_Çalışma talimatları_.
1 > Kanun teklifine dair metinde "Sevgili arkadaşlar, bu" ile başlayıp "yok olmuş olacak." sözlerine kadar devam eden kısmı aynen tekrarla.
2 > Aşağıdaki satırlardan "Banners" kelimesini içerenlerin her birini göster. Büyük ve küçük harf ayrımı dikkate alınacak.

Sevgili arkadaşlar, bu tabloyu özetlersek: Bu kanun teklifi yasalaşırsa sivil toplum örgütleri ve vakıflar artık özgürce faaliyet yürütemeyecekler, iktidarla eş güdümlü çalışmayan STK'lar her an keyfî denetim ve kapatma tehdidiyle karşı karşıya kalacaklar. DDK yargının yetkisini elinden alarak doğrudan kamu görevlilerini görevden uzaklaştırabilecek, bürokraside ve sivil toplumda iktidara muhalif kimse bırakmayacak. Anayasa Mahkemesinin iptal ettiği yetkiler kanun değişikliğiyle geri getirilmiş olacak. Hukukun üstünlüğü ve anayasal denetim tamamen yok olmuş olacak.
Değerli milletvekilleri, iktidar artık devlet ve hükûmet kavramlarını birbirinden ayırt etmediği için politikalarına yönelik eleştirileri devlet karşıtlığıyla eş tutmakta, buna göre de muamele etmekte. Onun için bu düzenlemeden sonra göstereceği refleks de devletin değil Hükûmetin siyasi refleksi olacaktır. Bu teklif, sivil toplumun tepesinde bir kılıç sallandırma girişimidir; bu teklif, bağımsız sivil toplum kuruluşlarını Hükûmetin keyfî denetimine tabi tutma girişimidir; bu teklif, toplumsal muhalefeti göğüsleyen sivil toplum kuruluşlarını susturma girişimidir. Bu teklif yasalaşırsa mesela, çevreyi koruma adına "Ekonomik büyümenin önüne geçmeye çalışan marjinallere izin vermeyeceğiz." diyerek o günün iktidarı nazarındaki ihtiyaçlarına göre köylüler dahi marjinal kabul edilecek, derneklerine kayyum atanabilecek. Bu teklif yasalaşırsa mesela İsrail'in Gazze'deki katliamlarını protesto etmek için ortağı ABD'nin İncirlik'teki üssüne yürüyen vicdan sahibi insanlara öncülük eden sivil toplum kuruluşlarının yetkililerine Hükûmetin çıkarlarına ters düştükleri için kayyum atanabilecek, seçilmiş yöneticileri bir telefonla harekete geçecek olan DDK eliyle görevden uzaklaştırılabilecek. Mesele o kadar vahim işte.
Değerli milletvekilleri, kanun teklifinin içinde yer alan bir madde de daha öncesinde dokuzuncu yargı paketiyle Genel Kurula getirilmiş ancak bizlerin itirazları neticesinde yeniden değerlendirilmek amacıyla geri çekilmişti; bu geri çekme de zaman kazanma hamlesinden başka değilmiş, onu anlıyoruz bugün önümüze gelen teklifte.

_İşlenecek veriler_.
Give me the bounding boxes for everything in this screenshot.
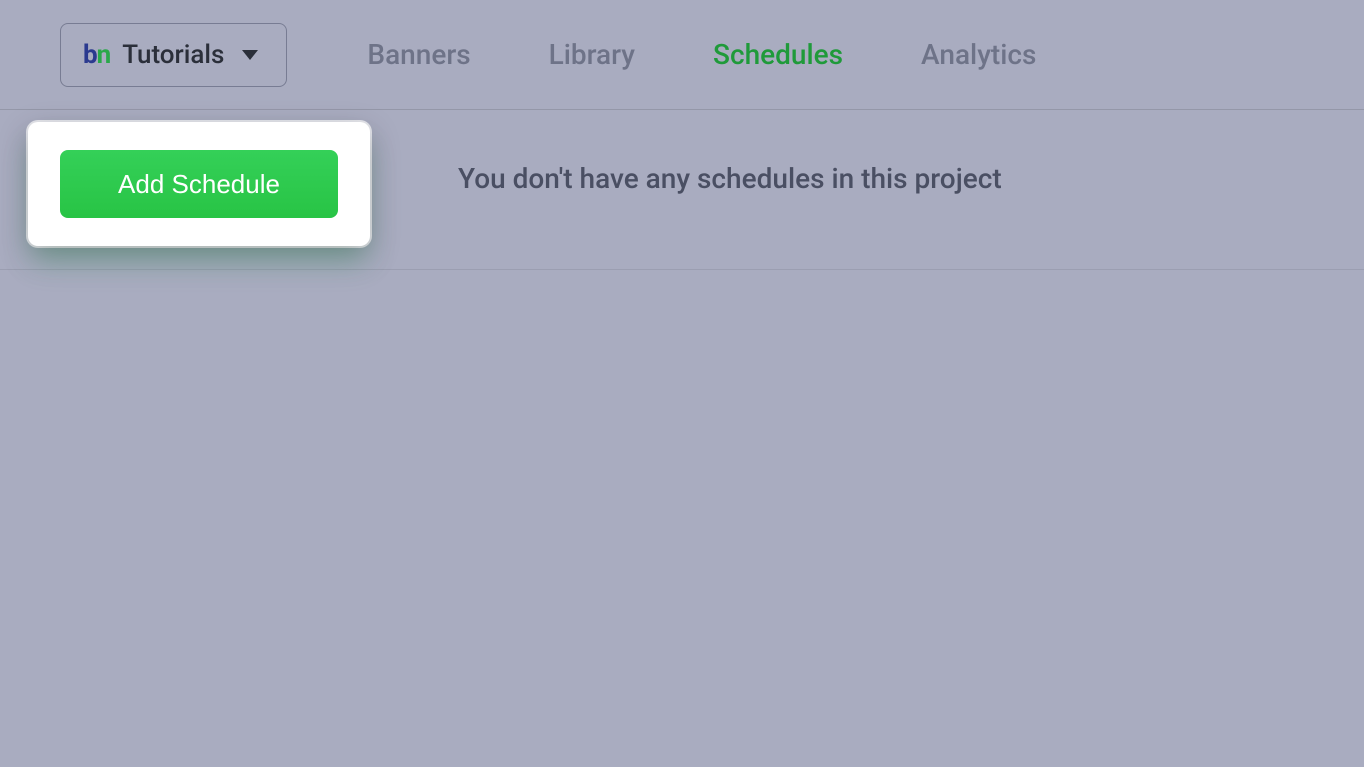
- logo-b: b: [83, 40, 97, 70]
- add-schedule-card: Add Schedule: [28, 122, 370, 246]
- tab-analytics[interactable]: Analytics: [921, 38, 1036, 71]
- add-schedule-button[interactable]: Add Schedule: [60, 150, 338, 218]
- tab-schedules[interactable]: Schedules: [713, 38, 843, 71]
- project-select[interactable]: bn Tutorials: [60, 23, 287, 87]
- logo: bn: [83, 40, 110, 70]
- chevron-down-icon: [242, 50, 258, 60]
- empty-schedules-message: You don't have any schedules in this pro…: [458, 162, 1002, 195]
- tab-banners[interactable]: Banners: [367, 38, 470, 71]
- logo-n: n: [97, 40, 111, 70]
- header: bn Tutorials Banners Library Schedules A…: [0, 0, 1364, 110]
- main-nav: Banners Library Schedules Analytics: [367, 38, 1036, 71]
- project-name: Tutorials: [122, 40, 224, 70]
- tab-library[interactable]: Library: [549, 38, 635, 71]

_Beklenen sonuçlar_.
1 >
Sevgili arkadaşlar, bu tabloyu özetlersek: Bu kanun teklifi yasalaşırsa sivil toplum örgütleri ve vakıflar artık özgürce faaliyet yürütemeyecekler, iktidarla eş güdümlü çalışmayan STK'lar her an keyfî denetim ve kapatma tehdidiyle karşı karşıya kalacaklar. DDK yargının yetkisini elinden alarak doğrudan kamu görevlilerini görevden uzaklaştırabilecek, bürokraside ve sivil toplumda iktidara muhalif kimse bırakmayacak. Anayasa Mahkemesinin iptal ettiği yetkiler kanun değişikliğiyle geri getirilmiş olacak. Hukukun üstünlüğü ve anayasal denetim tamamen yok olmuş olacak.

2 >
- tab-banners[interactable]: Banners: [367, 38, 470, 71]
- header: bn Tutorials Banners Library Schedules A…: [0, 0, 1364, 110]
- main-nav: Banners Library Schedules Analytics: [367, 38, 1036, 71]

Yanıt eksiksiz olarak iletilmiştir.